| PROBLEM DETAILS |
Copy every line of the listing exactly.

[Extracted data entries]
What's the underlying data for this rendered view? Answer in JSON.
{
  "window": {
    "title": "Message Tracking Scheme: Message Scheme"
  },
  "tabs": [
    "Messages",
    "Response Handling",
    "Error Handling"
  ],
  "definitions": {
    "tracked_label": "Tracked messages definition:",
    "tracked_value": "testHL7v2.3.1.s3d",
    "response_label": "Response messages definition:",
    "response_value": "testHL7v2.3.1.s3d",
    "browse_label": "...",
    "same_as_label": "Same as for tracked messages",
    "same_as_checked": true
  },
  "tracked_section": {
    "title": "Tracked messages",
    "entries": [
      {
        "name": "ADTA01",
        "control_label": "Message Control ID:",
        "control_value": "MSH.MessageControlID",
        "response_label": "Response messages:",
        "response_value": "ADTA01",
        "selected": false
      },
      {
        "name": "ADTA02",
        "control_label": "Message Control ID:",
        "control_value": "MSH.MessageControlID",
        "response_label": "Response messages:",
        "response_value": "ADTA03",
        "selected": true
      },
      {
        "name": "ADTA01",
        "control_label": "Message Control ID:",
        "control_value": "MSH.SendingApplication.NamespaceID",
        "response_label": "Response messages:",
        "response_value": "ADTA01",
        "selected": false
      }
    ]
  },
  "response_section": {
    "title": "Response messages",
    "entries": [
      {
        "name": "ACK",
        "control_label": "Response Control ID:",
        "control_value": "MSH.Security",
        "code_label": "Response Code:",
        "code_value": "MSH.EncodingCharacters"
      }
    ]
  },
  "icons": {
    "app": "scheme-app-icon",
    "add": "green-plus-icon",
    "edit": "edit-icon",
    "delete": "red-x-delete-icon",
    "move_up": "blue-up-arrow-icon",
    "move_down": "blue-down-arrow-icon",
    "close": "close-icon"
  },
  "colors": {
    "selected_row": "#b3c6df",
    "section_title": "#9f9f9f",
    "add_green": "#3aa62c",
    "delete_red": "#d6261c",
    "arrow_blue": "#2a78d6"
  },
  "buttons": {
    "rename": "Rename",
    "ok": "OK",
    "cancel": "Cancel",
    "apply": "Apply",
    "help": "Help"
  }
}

| TASK SOLUTION |
What's the underlying data for this rendered view? Answer in JSON.
{
  "window": {
    "title": "Message Tracking Scheme: Message Scheme"
  },
  "tabs": [
    "Messages",
    "Response Handling",
    "Error Handling"
  ],
  "definitions": {
    "tracked_label": "Tracked messages definition:",
    "tracked_value": "testHL7v2.3.1.s3d",
    "response_label": "Response messages definition:",
    "response_value": "testHL7v2.3.1.s3d",
    "browse_label": "...",
    "same_as_label": "Same as for tracked messages",
    "same_as_checked": true
  },
  "tracked_section": {
    "title": "Tracked messages",
    "entries": [
      {
        "name": "ADTA01",
        "control_label": "Message Control ID:",
        "control_value": "MSH.MessageControlID",
        "response_label": "Response messages:",
        "response_value": "ADTA01",
        "selected": false
      },
      {
        "name": "ADTA02",
        "control_label": "Message Control ID:",
        "control_value": "MSH.MessageControlID",
        "response_label": "Response messages:",
        "response_value": "ADTA03",
        "selected": true
      },
      {
        "name": "ADTA01",
        "control_label": "Message Control ID:",
        "control_value": "MSH.SendingApplication.NamespaceID",
        "response_label": "Response messages:",
        "response_value": "ADTA01",
        "selected": false
      }
    ]
  },
  "response_section": {
    "title": "Response messages",
    "entries": [
      {
        "name": "ACK",
        "control_label": "Response Control ID:",
        "control_value": "MSH.Security",
        "code_label": "Response Code:",
        "code_value": "MSH.EncodingCharacters"
      }
    ]
  },
  "icons": {
    "app": "scheme-app-icon",
    "add": "green-plus-icon",
    "edit": "edit-icon",
    "delete": "red-x-delete-icon",
    "move_up": "blue-up-arrow-icon",
    "move_down": "blue-down-arrow-icon",
    "close": "close-icon"
  },
  "colors": {
    "selected_row": "#b3c6df",
    "section_title": "#9f9f9f",
    "add_green": "#3aa62c",
    "delete_red": "#d6261c",
    "arrow_blue": "#2a78d6"
  },
  "buttons": {
    "rename": "Rename",
    "ok": "OK",
    "cancel": "Cancel",
    "apply": "Apply",
    "help": "Help"
  }
}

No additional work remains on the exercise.